- AIM OF THE EXERCISE -
Wherever a line holds the word "title", copy that line out.

[Records from a collection]

▽

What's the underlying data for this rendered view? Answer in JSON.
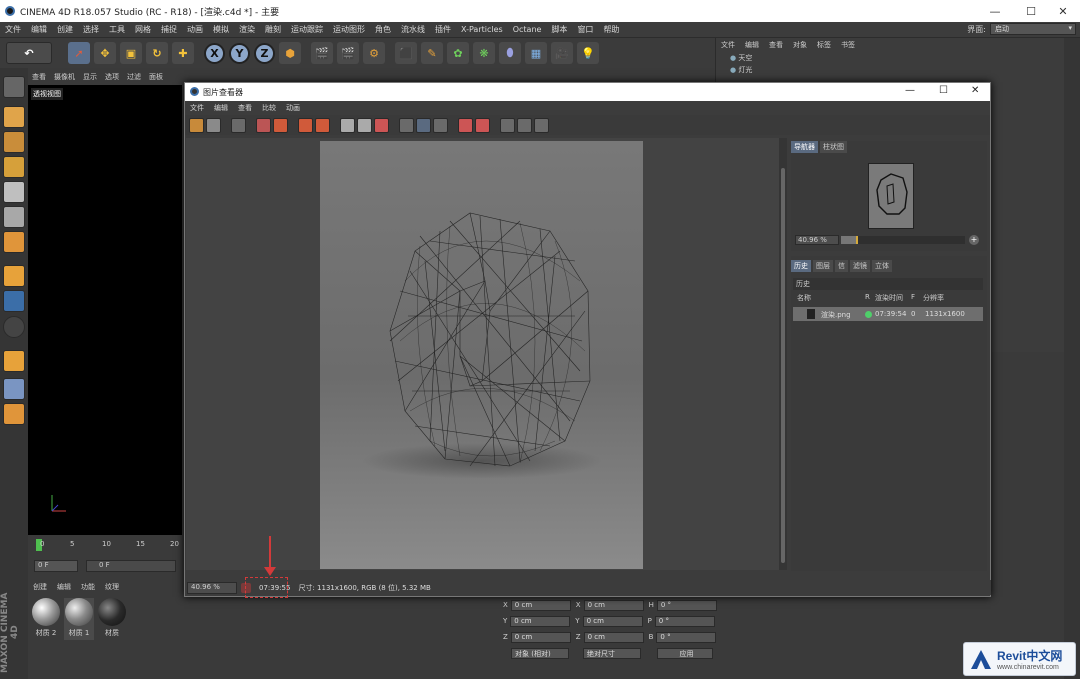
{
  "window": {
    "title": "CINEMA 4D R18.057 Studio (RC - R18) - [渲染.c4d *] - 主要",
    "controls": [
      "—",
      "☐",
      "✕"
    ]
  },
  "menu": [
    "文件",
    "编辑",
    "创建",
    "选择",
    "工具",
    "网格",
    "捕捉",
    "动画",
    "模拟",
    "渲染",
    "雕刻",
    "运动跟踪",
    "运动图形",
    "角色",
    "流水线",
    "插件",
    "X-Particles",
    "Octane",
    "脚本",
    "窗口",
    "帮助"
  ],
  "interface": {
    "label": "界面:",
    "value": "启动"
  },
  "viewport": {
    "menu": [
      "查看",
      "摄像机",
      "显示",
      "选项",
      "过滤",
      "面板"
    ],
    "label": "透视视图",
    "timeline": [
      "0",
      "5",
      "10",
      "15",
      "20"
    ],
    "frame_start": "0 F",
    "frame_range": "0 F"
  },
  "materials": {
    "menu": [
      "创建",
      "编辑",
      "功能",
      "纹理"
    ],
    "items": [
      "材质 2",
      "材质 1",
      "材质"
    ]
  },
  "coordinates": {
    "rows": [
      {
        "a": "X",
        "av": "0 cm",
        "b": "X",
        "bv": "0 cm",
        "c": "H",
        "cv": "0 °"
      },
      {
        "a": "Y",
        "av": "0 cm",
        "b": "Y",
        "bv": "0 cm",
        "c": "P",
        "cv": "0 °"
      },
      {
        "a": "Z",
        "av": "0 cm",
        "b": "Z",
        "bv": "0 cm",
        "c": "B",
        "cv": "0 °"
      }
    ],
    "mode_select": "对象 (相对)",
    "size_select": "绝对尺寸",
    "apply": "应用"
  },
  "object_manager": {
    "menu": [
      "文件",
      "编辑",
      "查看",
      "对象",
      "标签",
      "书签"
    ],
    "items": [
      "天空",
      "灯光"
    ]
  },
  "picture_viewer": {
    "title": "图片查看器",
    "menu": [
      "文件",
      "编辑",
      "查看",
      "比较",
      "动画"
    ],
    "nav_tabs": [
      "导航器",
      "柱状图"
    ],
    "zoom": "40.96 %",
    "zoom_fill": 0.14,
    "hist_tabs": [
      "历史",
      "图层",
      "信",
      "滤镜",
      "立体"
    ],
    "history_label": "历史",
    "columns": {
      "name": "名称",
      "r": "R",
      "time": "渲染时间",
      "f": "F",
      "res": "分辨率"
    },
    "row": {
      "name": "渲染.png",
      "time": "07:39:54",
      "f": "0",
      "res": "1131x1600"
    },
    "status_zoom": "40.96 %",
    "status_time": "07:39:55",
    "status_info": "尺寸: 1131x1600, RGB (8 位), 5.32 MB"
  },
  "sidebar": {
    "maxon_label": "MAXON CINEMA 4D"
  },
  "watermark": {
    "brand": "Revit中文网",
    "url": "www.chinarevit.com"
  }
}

△

- ANSWER TO THIS EXERCISE -
    "title": "CINEMA 4D R18.057 Studio (RC - R18) - [渲染.c4d *] - 主要",
    "title": "图片查看器",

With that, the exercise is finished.